Saved entries:

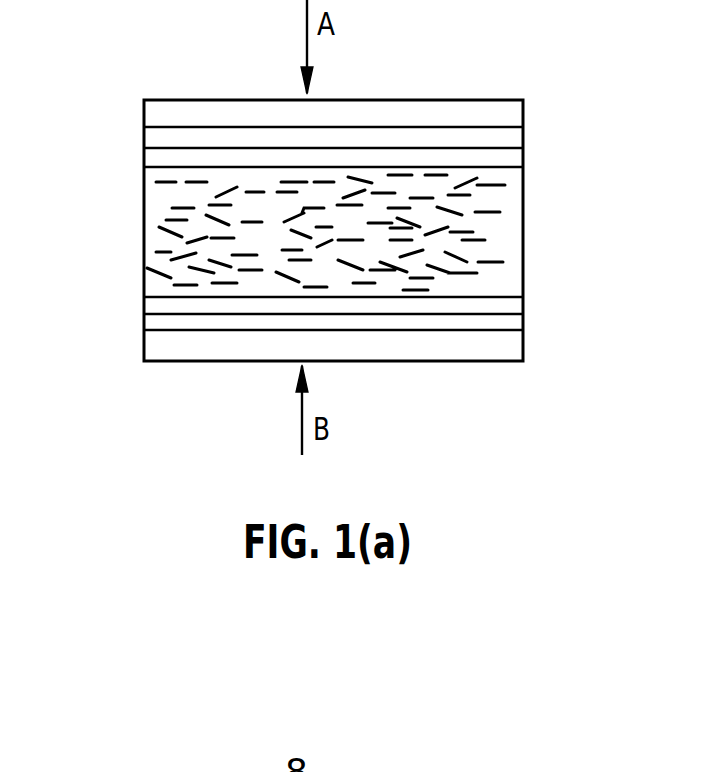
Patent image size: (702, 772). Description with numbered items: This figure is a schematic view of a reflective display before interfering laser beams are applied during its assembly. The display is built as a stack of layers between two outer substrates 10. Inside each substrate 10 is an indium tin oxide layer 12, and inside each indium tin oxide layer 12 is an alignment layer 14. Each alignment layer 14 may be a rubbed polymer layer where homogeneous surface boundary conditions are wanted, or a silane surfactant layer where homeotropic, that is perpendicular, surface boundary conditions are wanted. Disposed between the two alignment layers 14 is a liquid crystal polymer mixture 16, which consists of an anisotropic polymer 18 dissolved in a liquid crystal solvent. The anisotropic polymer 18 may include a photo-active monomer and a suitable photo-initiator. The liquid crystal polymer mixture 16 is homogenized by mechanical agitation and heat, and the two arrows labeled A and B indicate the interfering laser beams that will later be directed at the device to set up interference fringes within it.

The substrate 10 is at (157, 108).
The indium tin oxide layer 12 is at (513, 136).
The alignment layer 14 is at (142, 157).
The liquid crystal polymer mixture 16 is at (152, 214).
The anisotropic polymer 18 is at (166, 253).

---

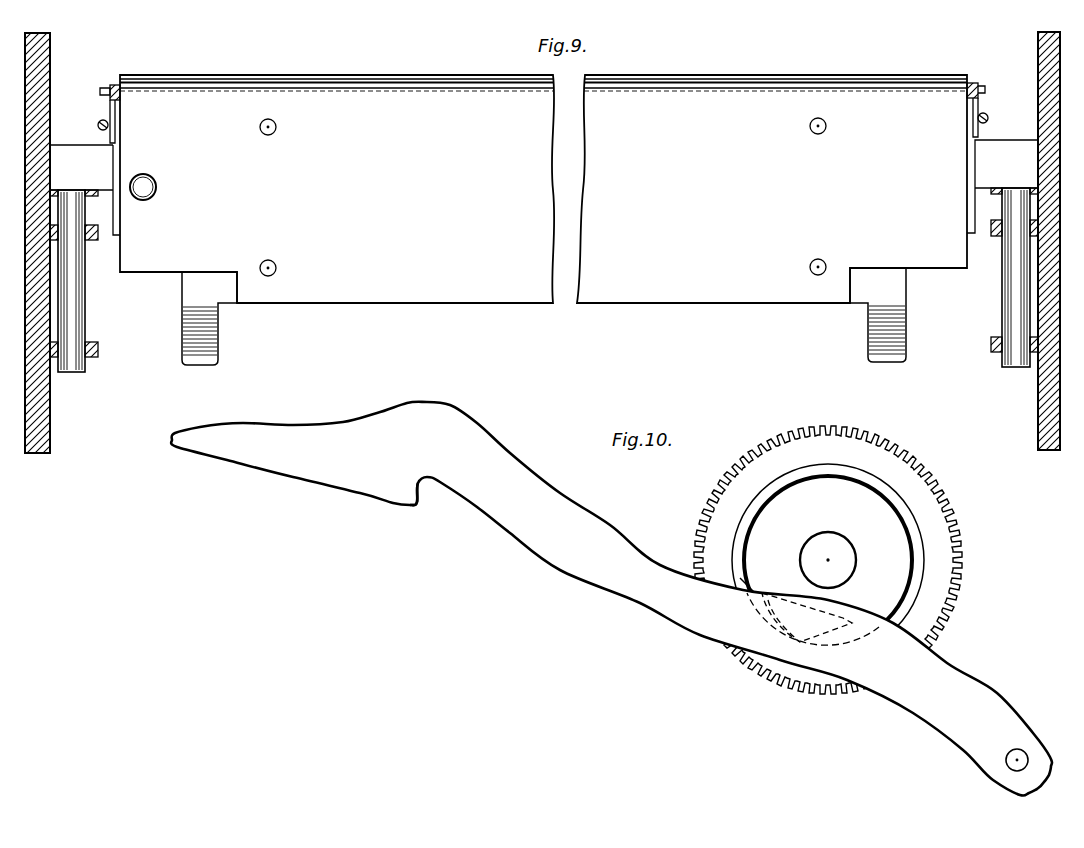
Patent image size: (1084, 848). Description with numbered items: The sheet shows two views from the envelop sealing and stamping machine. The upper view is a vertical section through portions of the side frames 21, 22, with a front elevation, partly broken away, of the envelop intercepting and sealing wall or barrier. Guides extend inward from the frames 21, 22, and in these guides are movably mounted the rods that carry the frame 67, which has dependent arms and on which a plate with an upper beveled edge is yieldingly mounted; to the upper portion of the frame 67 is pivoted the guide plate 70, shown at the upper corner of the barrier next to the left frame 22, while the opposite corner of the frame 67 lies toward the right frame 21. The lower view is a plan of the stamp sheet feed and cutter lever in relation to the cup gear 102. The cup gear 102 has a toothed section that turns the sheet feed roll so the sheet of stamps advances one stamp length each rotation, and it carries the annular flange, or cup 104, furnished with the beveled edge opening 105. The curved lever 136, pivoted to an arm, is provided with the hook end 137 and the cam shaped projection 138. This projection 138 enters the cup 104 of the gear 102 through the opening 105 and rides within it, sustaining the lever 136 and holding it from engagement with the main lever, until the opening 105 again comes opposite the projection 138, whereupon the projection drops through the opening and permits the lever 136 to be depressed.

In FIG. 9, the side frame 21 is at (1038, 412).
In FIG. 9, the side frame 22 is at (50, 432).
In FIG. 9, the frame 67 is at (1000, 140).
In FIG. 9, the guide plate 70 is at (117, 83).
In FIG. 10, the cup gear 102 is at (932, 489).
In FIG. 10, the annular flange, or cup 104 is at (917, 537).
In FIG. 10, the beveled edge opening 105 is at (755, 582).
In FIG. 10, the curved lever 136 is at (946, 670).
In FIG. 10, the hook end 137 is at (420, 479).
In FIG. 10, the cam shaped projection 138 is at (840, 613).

* * *

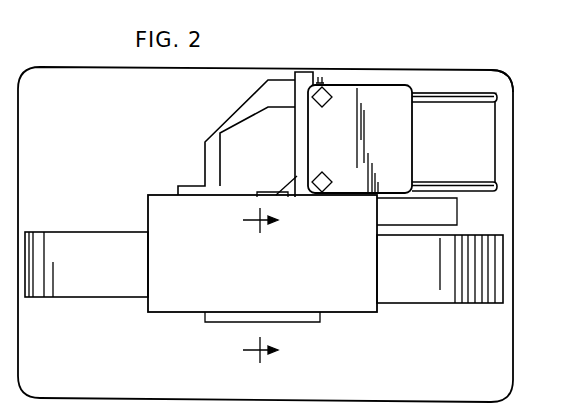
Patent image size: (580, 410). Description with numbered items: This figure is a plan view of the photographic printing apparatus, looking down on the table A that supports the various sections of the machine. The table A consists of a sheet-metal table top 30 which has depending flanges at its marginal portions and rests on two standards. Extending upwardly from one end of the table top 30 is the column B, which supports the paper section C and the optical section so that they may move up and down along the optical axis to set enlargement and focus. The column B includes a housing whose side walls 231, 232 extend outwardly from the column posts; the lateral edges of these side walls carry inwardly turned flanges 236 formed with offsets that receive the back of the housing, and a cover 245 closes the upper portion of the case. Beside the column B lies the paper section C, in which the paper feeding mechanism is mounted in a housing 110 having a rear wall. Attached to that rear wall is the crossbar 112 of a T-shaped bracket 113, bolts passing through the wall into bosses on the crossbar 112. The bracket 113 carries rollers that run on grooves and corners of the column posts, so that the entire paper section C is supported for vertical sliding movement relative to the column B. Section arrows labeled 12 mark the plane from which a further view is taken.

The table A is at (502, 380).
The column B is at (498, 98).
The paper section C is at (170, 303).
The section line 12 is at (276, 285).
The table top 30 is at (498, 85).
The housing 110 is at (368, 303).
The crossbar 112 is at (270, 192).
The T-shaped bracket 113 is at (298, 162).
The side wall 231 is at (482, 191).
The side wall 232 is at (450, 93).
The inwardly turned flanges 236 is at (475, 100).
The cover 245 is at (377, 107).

* _What the task requires_: Edit the lines between the one holding "Patent image size: (702, 772)." and the one holding "The anisotropic polymer 18 is at (166, 253).", inclusive, so that "schematic view" becomes "schematic diagram" and nothing else changes. Give only those lines.

* _Problem solution_:
Patent image size: (702, 772). Description with numbered items: This figure is a schematic diagram of a reflective display before interfering laser beams are applied during its assembly. The display is built as a stack of layers between two outer substrates 10. Inside each substrate 10 is an indium tin oxide layer 12, and inside each indium tin oxide layer 12 is an alignment layer 14. Each alignment layer 14 may be a rubbed polymer layer where homogeneous surface boundary conditions are wanted, or a silane surfactant layer where homeotropic, that is perpendicular, surface boundary conditions are wanted. Disposed between the two alignment layers 14 is a liquid crystal polymer mixture 16, which consists of an anisotropic polymer 18 dissolved in a liquid crystal solvent. The anisotropic polymer 18 may include a photo-active monomer and a suitable photo-initiator. The liquid crystal polymer mixture 16 is homogenized by mechanical agitation and heat, and the two arrows labeled A and B indicate the interfering laser beams that will later be directed at the device to set up interference fringes within it.

The substrate 10 is at (157, 108).
The indium tin oxide layer 12 is at (513, 136).
The alignment layer 14 is at (142, 157).
The liquid crystal polymer mixture 16 is at (152, 214).
The anisotropic polymer 18 is at (166, 253).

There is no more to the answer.